Collection entries:
○ ○ ○ ○ ○

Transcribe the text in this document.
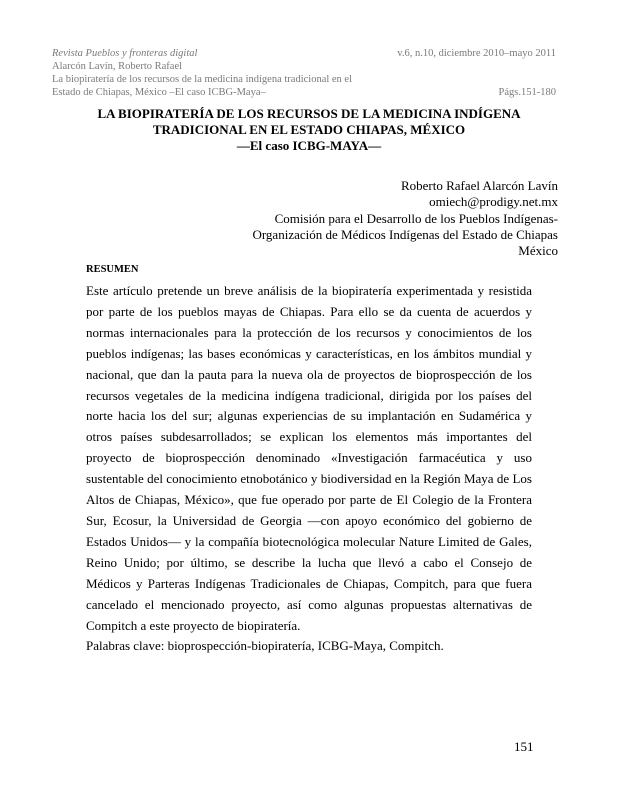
Revista Pueblos y fronteras digital	v.6, n.10, diciembre 2010–mayo 2011
Alarcón Lavín, Roberto Rafael
La biopiratería de los recursos de la medicina indígena tradicional en el
Estado de Chiapas, México –El caso ICBG-Maya–	Págs.151-180
LA BIOPIRATERÍA DE LOS RECURSOS DE LA MEDICINA INDÍGENA
TRADICIONAL EN EL ESTADO CHIAPAS, MÉXICO
—El caso ICBG-MAYA—
Roberto Rafael Alarcón Lavín
omiech@prodigy.net.mx
Comisión para el Desarrollo de los Pueblos Indígenas-
Organización de Médicos Indígenas del Estado de Chiapas
México
RESUMEN

Este artículo pretende un breve análisis de la biopiratería experimentada y resistida por parte de los pueblos mayas de Chiapas. Para ello se da cuenta de acuerdos y normas internacionales para la protección de los recursos y conocimientos de los pueblos indígenas; las bases económicas y características, en los ámbitos mundial y nacional, que dan la pauta para la nueva ola de proyectos de bioprospección de los recursos vegetales de la medicina indígena tradicional, dirigida por los países del norte hacia los del sur; algunas experiencias de su implantación en Sudamérica y otros países subdesarrollados; se explican los elementos más importantes del proyecto de bioprospección denominado «Investigación farmacéutica y uso sustentable del conocimiento etnobotánico y biodiversidad en la Región Maya de Los Altos de Chiapas, México», que fue operado por parte de El Colegio de la Frontera Sur, Ecosur, la Universidad de Georgia —con apoyo económico del gobierno de Estados Unidos— y la compañía biotecnológica molecular Nature Limited de Gales, Reino Unido; por último, se describe la lucha que llevó a cabo el Consejo de Médicos y Parteras Indígenas Tradicionales de Chiapas, Compitch, para que fuera cancelado el mencionado proyecto, así como algunas propuestas alternativas de Compitch a este proyecto de biopiratería.

Palabras clave: bioprospección-biopiratería, ICBG-Maya, Compitch.
151
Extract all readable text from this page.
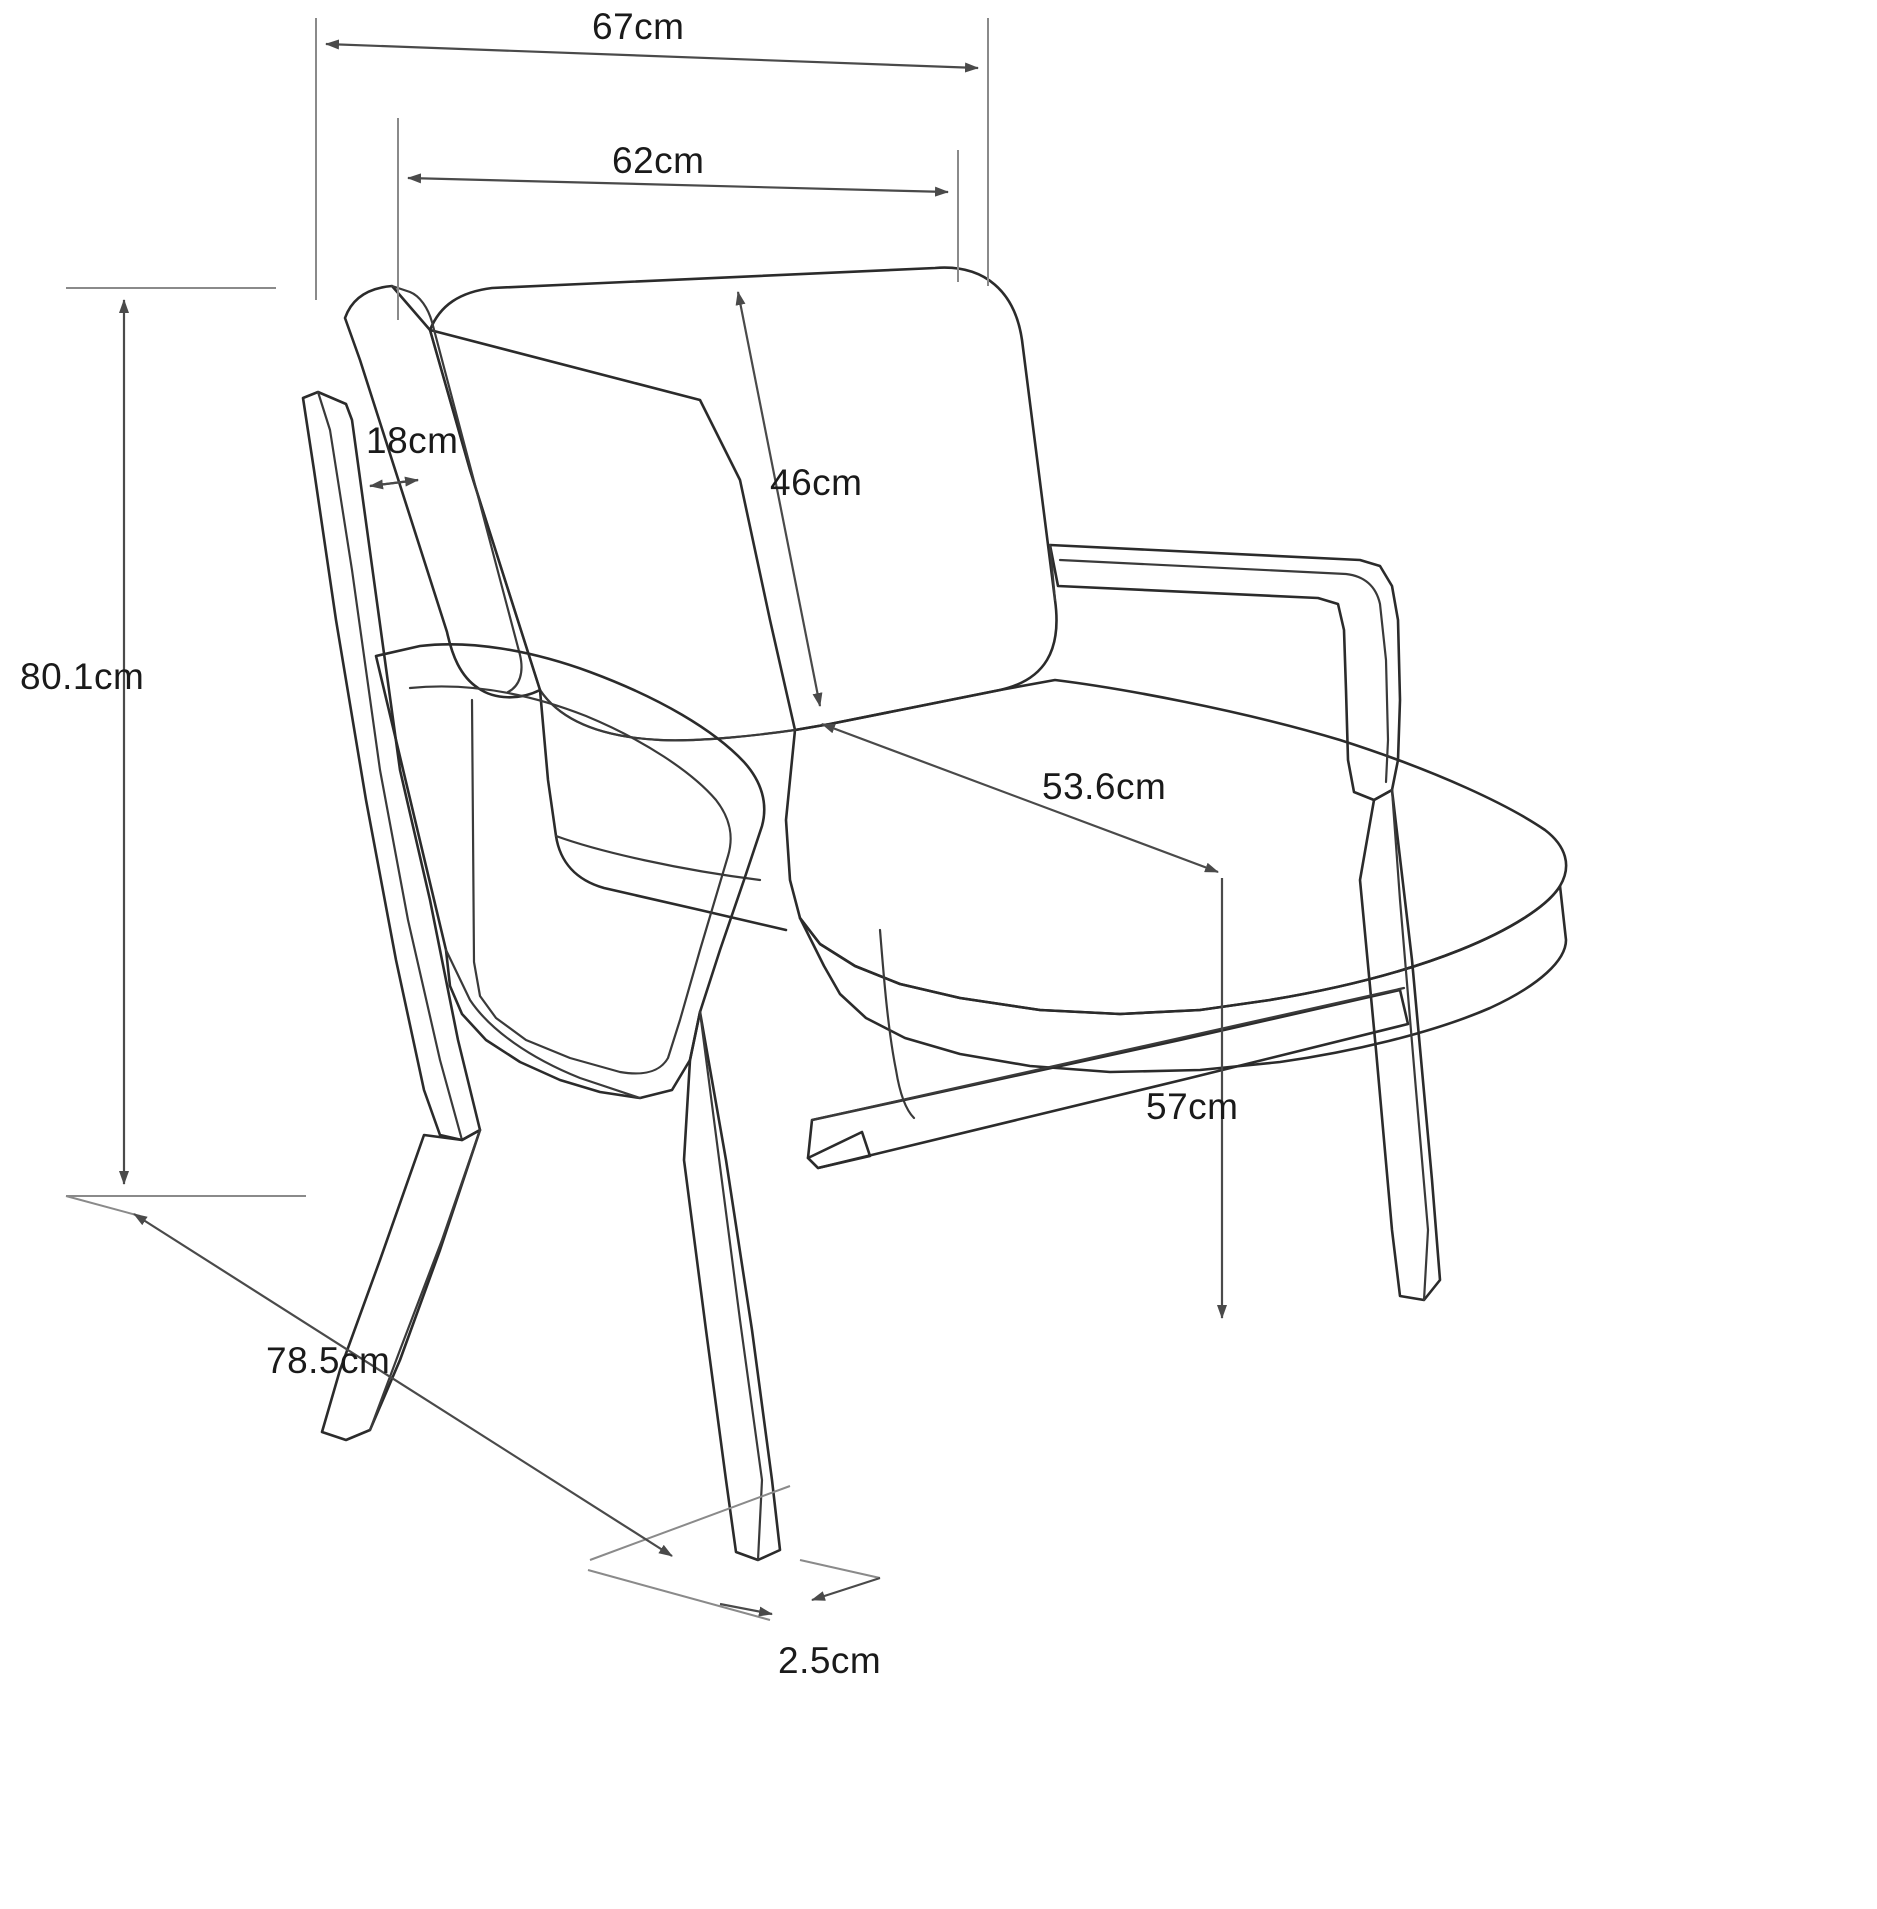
67cm
62cm
80.1cm
18cm
46cm
53.6cm
78.5cm
57cm
2.5cm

○ ○ ○ ○ ○

Request: Only lines that contain the word "ICBG" are wanted; copy each of them.

Written response:
Estado de Chiapas, México –El caso ICBG-Maya–	Págs.151-180
—El caso ICBG-MAYA—
Palabras clave: bioprospección-biopiratería, ICBG-Maya, Compitch.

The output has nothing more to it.